[K12OSN] Slightly Off Topic (Hardware Question)

Liam Marshall k12ltsplover at stmaurice.mb.ca
Tue May 9 15:36:11 UTC 2006



-----Original Message-----
From: k12osn-bounces at redhat.com [mailto:k12osn-bounces at redhat.com] On Behalf
Of Petre Scheie
Sent: Tuesday, May 09, 2006 9:04 AM
To: Support list for opensource software in schools.
Subject: Re: [K12OSN] Slightly Off Topic (Hardware Question)



Liam Marshall wrote:
> 
> -----Original Message-----
> From: k12osn-bounces at redhat.com [mailto:k12osn-bounces at redhat.com] On
Behalf
> Of Robert Arkiletian
> Sent: Tuesday, May 09, 2006 1:17 AM
> To: Support list for opensource software in schools.
> Subject: Re: [K12OSN] Slightly Off Topic (Hardware Question)
> 
> On 5/8/06, Liam Marshall <k12ltsplover at stmaurice.mb.ca> wrote:
>> Anyone have any ideas?
>>
>>
>>
>> I am at a loss.  3.6ish Gb is better than 2, but I paid for 4.  Any ideas
> on
>> how I can get it all, or most?  What am I missing?

■ ■ ■ ■

- _DIRECTIVE 1_
Reproduce the listing from its first line up to and including the line with "level-high: High 10: Fish, bacon, vegetables, boilin…", swapping "tenderizing" for "braising" and leaving everything else unchanged.

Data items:

■ ■ ■ ■

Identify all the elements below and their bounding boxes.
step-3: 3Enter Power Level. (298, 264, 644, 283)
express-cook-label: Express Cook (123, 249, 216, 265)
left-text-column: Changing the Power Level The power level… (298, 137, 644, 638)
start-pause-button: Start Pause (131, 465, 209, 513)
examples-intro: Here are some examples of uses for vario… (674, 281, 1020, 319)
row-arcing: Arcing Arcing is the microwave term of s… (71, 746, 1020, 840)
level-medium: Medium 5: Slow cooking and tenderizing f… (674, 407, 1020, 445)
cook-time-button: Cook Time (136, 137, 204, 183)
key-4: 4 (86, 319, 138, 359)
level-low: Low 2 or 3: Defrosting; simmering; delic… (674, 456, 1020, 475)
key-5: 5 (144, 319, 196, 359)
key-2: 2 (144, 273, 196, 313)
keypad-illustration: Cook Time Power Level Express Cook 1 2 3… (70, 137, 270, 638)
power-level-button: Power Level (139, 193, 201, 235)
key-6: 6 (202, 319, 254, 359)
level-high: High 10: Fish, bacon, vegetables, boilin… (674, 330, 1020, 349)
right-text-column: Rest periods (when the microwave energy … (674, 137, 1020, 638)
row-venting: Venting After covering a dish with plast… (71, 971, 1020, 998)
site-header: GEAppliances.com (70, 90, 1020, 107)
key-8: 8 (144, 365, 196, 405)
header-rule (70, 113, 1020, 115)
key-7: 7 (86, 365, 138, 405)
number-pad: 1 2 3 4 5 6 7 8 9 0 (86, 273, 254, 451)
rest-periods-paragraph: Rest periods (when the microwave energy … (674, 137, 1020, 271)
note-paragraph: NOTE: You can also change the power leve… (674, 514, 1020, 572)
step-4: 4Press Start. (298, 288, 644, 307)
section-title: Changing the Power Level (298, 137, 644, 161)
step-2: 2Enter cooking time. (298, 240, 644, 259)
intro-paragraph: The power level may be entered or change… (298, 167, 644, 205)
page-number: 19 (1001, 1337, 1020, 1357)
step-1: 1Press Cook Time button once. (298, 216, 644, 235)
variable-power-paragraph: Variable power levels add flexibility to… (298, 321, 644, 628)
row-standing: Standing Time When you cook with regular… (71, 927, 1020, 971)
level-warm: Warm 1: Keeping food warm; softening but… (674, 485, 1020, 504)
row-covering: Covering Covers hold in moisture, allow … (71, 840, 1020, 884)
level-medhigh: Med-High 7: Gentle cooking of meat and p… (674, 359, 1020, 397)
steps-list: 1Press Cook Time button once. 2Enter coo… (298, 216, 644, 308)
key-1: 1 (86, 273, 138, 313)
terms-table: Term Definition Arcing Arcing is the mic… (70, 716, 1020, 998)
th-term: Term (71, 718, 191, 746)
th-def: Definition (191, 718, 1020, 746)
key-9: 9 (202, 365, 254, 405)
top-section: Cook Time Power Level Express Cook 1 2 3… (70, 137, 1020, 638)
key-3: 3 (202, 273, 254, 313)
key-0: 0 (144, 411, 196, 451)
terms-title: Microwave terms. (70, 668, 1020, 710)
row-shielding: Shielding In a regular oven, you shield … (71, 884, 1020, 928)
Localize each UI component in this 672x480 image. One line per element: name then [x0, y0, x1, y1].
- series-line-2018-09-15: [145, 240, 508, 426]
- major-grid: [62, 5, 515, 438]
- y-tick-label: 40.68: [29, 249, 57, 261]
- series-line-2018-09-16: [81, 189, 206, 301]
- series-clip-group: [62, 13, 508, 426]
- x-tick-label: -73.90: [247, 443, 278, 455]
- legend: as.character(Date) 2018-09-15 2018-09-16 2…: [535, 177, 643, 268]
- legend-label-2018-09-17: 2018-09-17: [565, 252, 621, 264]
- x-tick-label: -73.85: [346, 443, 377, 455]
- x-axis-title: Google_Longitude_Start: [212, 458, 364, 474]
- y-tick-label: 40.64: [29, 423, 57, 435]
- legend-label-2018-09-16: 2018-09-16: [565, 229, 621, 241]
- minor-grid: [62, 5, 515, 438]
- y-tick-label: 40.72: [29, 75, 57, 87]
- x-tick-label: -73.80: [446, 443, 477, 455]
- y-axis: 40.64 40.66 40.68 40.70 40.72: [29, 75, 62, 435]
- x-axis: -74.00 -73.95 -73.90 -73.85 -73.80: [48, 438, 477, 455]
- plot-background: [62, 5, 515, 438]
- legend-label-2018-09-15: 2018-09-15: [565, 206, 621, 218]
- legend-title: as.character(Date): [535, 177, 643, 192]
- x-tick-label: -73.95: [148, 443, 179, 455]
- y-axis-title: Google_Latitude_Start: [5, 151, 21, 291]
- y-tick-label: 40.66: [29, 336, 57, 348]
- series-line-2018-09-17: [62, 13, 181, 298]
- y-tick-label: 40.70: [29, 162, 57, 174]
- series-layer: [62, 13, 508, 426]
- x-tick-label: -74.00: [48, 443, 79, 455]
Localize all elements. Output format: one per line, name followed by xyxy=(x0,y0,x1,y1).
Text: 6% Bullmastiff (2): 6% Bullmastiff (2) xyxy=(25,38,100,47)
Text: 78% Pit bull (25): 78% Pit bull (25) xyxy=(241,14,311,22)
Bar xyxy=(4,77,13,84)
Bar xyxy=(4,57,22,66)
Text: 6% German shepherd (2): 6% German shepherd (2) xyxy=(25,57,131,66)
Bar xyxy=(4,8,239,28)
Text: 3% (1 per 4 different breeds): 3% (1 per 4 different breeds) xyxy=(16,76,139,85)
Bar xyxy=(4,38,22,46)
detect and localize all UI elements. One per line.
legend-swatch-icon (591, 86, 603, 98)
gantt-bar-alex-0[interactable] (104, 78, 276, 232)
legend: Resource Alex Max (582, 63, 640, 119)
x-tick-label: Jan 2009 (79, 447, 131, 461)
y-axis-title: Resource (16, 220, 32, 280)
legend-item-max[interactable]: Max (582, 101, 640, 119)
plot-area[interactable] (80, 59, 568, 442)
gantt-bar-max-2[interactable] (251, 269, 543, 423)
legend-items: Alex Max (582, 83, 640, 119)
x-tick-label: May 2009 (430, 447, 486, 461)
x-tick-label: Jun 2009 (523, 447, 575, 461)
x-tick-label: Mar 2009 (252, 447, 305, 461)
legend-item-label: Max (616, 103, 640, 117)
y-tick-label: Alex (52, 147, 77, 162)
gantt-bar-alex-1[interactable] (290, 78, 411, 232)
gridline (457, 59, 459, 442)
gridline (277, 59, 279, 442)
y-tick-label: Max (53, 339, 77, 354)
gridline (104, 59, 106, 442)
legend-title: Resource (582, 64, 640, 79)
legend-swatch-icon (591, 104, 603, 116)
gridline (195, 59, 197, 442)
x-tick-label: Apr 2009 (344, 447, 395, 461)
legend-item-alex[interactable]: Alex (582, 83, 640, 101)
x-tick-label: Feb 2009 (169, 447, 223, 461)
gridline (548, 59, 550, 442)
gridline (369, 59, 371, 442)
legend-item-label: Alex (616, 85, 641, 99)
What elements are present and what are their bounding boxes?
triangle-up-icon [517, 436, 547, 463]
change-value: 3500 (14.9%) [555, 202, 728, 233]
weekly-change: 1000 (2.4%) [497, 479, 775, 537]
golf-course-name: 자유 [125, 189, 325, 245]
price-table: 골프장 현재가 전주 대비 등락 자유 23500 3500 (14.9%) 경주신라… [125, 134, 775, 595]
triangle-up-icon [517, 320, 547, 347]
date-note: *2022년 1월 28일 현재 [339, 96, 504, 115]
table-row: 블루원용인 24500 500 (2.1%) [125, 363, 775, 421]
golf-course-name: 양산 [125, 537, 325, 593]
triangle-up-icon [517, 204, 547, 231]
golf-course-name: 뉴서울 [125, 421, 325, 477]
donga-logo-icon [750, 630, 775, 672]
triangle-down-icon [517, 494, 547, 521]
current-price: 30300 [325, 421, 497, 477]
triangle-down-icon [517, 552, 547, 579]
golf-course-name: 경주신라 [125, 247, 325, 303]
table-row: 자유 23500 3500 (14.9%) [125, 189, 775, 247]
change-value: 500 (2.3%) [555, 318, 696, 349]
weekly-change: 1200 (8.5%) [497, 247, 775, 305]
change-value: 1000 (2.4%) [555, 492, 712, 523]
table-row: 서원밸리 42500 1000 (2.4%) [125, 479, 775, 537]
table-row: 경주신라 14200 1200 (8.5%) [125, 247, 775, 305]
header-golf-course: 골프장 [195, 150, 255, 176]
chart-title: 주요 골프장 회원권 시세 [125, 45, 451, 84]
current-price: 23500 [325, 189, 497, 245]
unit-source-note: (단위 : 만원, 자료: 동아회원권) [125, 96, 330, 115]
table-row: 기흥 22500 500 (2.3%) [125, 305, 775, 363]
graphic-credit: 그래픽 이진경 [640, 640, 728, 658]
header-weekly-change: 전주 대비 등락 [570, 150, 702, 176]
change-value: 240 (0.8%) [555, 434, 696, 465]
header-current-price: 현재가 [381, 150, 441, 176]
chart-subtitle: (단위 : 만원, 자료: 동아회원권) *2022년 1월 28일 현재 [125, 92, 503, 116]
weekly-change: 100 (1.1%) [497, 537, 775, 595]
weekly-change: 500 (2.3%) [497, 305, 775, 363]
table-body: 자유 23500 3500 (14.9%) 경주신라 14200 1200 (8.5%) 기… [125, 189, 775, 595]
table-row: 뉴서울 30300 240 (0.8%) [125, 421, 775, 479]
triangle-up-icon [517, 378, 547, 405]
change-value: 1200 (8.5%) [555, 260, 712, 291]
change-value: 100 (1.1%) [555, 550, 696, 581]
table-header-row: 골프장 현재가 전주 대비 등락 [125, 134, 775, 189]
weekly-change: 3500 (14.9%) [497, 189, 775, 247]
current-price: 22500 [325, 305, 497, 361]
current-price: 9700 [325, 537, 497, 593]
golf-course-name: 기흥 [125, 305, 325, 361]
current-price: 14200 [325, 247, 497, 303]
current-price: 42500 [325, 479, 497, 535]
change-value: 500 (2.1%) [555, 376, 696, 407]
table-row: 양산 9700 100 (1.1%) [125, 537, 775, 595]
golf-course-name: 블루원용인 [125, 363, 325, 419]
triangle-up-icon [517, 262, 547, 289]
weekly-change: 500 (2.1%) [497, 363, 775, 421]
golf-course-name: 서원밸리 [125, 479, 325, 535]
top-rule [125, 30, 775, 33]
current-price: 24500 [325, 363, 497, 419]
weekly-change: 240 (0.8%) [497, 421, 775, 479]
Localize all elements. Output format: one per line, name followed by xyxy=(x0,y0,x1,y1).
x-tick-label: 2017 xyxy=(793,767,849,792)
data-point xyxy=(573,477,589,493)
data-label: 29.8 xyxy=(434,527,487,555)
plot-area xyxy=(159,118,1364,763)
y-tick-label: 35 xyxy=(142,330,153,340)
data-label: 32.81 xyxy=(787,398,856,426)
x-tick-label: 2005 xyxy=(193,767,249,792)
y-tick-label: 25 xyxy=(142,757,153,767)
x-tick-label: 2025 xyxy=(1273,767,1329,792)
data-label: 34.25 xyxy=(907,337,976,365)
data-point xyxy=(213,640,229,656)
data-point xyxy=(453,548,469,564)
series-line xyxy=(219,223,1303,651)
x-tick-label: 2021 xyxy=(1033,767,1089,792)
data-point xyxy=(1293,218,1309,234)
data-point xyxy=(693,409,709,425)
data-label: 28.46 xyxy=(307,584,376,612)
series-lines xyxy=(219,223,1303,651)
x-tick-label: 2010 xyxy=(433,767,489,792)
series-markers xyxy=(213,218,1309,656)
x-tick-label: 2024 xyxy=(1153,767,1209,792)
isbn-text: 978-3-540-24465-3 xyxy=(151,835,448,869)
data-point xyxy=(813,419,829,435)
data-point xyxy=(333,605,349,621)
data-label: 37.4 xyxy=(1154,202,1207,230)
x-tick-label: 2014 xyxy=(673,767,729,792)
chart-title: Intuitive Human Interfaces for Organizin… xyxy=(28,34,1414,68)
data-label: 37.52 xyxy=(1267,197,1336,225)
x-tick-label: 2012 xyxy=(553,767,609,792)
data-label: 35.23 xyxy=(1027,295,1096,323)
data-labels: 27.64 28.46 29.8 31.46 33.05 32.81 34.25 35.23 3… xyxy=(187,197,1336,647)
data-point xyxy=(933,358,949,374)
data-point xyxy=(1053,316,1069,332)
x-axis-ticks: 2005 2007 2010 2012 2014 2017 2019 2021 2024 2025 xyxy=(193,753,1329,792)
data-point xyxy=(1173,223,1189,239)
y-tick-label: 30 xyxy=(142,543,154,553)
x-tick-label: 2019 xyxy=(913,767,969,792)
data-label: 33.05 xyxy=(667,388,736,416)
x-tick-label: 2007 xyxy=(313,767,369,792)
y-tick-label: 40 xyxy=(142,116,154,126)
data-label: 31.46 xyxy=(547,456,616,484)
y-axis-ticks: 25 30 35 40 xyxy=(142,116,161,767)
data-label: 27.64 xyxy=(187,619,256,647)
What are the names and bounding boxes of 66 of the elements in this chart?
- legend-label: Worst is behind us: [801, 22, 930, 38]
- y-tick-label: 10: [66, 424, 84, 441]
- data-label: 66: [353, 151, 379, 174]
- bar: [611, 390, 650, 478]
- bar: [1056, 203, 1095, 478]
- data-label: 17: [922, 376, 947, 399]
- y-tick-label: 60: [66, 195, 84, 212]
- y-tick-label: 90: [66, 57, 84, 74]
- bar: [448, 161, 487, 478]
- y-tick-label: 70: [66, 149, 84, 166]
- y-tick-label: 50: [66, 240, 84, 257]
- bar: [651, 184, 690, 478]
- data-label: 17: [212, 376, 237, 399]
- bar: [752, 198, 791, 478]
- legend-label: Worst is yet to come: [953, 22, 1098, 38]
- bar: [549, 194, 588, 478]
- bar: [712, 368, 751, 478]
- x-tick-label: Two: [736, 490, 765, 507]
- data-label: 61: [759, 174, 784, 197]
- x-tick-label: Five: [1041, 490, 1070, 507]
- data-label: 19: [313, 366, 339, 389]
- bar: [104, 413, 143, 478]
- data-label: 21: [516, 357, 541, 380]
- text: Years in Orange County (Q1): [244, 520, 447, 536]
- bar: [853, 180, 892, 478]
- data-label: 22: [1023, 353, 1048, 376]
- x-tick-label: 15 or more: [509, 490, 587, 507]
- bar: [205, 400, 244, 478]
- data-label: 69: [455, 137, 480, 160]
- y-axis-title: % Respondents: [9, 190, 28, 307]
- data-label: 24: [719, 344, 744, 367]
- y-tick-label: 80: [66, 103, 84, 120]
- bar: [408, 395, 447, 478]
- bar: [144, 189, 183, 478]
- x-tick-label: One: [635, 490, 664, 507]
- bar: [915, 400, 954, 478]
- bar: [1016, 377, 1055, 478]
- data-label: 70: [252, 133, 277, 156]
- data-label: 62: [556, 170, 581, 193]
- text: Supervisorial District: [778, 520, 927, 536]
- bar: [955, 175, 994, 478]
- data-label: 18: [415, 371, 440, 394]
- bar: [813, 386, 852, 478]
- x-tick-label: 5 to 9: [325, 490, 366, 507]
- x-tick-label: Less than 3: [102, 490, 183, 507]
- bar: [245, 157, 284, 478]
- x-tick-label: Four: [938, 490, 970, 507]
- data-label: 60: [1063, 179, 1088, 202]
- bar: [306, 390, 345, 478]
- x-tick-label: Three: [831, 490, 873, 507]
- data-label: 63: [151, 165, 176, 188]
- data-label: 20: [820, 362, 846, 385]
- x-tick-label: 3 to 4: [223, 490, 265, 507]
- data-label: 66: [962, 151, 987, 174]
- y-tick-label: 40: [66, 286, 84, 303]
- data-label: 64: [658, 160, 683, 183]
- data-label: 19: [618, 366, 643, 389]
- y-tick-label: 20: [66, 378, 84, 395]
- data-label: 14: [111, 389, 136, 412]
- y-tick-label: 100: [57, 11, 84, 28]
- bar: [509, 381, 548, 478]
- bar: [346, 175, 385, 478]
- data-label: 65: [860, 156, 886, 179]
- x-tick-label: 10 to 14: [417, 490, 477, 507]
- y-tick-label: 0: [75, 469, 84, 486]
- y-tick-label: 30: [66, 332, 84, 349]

■ ■ ■ ■

- _DIRECTIVE 2_
Write the next part of the mailing-list thread about the memory hardware question, picking up after its last line.

- _EXERCISE RESPONSE 1_
Identify all the elements below and their bounding boxes.
step-3: 3Enter Power Level. (298, 264, 644, 283)
express-cook-label: Express Cook (123, 249, 216, 265)
left-text-column: Changing the Power Level The power level… (298, 137, 644, 638)
start-pause-button: Start Pause (131, 465, 209, 513)
examples-intro: Here are some examples of uses for vario… (674, 281, 1020, 319)
row-arcing: Arcing Arcing is the microwave term of s… (71, 746, 1020, 840)
level-medium: Medium 5: Slow cooking and braising f… (674, 407, 1020, 445)
cook-time-button: Cook Time (136, 137, 204, 183)
key-4: 4 (86, 319, 138, 359)
level-low: Low 2 or 3: Defrosting; simmering; delic… (674, 456, 1020, 475)
key-5: 5 (144, 319, 196, 359)
key-2: 2 (144, 273, 196, 313)
keypad-illustration: Cook Time Power Level Express Cook 1 2 3… (70, 137, 270, 638)
power-level-button: Power Level (139, 193, 201, 235)
key-6: 6 (202, 319, 254, 359)
level-high: High 10: Fish, bacon, vegetables, boilin… (674, 330, 1020, 349)

- _EXERCISE RESPONSE 2_
> 
> Your machine is fine. The limit for a 32 bit kernel is ~3.6G. Try
> running a 32 bit hugemem kernel or an smp kernel that supports over 4G
> (32 bit RHEL4 smp kernels do) and you will see all your ram. But there
> will be a small penalty for addressing over 32 address space. That's
> what 64 bit kernels are for.
> --
> Robert Arkiletian
> Fl_TeacherTool http://fltk.org/links.php?V269
> C++ GUI tutorial http://fltk.org/links.php?V19
> 
> 
> If that is true, is that a linux kernel issue?  I put the memory into an
old
> dumpy Windows Millenium machine and it recognized 4032Mb RAM.  That has to
> be bios/motherboard related, although I would have thought the asus server
> board I am using would be better than the one in the Millenium machine.
The
> ASUS board can't report close to 4 Gb even in the bios, before it ever
gets
> to the kernel
> 
FWIW, I've got some Compaq ProLiant servers with 4GB of RAM in them and free
reports the 
total RAM as 3921896, which seems a bit more than 3.6GB. Running RHAS 3,
with SMP but 
not bigmem kernel.  Or is this one of those '3.6GB is not 3.6 x 1000 but 3.6
x 1024' 
situations?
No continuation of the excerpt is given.